• Problem to solve: Locate each line below that includes "title" and reproduce it.

• Records for the task:

start

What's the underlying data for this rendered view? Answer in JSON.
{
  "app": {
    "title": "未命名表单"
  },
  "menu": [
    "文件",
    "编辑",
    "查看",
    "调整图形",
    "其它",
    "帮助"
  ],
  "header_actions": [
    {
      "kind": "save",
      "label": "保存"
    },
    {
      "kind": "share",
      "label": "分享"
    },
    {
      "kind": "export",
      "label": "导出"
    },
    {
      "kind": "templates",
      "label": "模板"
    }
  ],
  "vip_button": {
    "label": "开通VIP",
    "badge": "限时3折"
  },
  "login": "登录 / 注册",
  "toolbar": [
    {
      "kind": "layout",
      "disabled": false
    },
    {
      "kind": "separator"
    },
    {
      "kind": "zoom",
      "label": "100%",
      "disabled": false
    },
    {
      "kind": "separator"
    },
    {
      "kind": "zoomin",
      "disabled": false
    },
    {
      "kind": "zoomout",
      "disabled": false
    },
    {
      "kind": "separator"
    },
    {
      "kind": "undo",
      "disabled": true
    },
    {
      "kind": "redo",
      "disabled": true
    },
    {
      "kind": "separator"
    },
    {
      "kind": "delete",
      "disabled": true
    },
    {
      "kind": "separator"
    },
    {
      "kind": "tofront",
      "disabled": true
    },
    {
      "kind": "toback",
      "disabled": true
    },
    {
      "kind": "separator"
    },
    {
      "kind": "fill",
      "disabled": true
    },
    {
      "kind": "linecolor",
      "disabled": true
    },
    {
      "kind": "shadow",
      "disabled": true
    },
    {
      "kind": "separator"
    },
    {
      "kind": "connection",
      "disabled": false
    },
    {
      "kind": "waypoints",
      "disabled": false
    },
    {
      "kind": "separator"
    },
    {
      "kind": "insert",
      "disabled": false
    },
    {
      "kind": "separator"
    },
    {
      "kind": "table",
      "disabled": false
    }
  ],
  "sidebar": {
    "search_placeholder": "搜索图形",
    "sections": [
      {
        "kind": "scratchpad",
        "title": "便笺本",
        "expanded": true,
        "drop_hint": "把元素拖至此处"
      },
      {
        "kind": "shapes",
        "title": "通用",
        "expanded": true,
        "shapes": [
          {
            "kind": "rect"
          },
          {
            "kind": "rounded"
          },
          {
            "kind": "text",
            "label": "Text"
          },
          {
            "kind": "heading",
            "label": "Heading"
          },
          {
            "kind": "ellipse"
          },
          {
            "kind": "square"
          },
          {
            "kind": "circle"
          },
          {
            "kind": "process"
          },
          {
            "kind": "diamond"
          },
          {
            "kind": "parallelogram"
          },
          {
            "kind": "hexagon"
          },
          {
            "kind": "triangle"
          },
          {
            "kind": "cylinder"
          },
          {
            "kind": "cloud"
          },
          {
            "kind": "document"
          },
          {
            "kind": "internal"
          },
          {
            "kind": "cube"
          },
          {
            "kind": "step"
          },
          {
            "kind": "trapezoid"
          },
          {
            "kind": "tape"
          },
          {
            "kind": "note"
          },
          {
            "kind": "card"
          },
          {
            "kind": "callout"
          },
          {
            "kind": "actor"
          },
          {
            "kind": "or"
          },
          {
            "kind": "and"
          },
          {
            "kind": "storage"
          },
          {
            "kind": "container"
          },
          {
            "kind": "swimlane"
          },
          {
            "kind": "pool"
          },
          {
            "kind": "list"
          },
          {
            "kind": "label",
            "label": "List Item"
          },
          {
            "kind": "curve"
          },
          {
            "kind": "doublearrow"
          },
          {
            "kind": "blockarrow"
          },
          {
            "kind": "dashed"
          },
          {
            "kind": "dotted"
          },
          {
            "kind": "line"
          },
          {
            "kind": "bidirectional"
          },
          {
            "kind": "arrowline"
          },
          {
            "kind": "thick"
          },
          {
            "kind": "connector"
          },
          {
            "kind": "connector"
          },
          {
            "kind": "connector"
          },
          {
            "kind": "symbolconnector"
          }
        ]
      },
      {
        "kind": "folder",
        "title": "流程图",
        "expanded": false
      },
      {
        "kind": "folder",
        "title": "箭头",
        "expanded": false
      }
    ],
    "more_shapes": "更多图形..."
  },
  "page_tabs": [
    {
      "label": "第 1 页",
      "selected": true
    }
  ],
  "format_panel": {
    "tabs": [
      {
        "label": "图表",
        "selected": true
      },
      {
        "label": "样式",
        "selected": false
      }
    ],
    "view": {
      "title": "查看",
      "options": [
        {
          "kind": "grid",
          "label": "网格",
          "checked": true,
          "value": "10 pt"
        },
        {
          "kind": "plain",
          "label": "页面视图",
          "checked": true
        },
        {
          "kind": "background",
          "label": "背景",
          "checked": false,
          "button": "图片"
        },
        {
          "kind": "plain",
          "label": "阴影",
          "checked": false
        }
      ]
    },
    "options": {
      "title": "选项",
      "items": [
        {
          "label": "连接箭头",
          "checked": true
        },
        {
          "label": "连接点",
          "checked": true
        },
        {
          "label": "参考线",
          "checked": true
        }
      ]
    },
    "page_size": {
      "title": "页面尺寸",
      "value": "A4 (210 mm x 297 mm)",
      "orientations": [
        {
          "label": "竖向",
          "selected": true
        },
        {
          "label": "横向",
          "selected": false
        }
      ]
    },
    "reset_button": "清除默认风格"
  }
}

end

• Problem solution:
    "title": "未命名表单"
        "title": "便笺本",
        "title": "通用",
        "title": "流程图",
        "title": "箭头",
      "title": "查看",
      "title": "选项",
      "title": "页面尺寸",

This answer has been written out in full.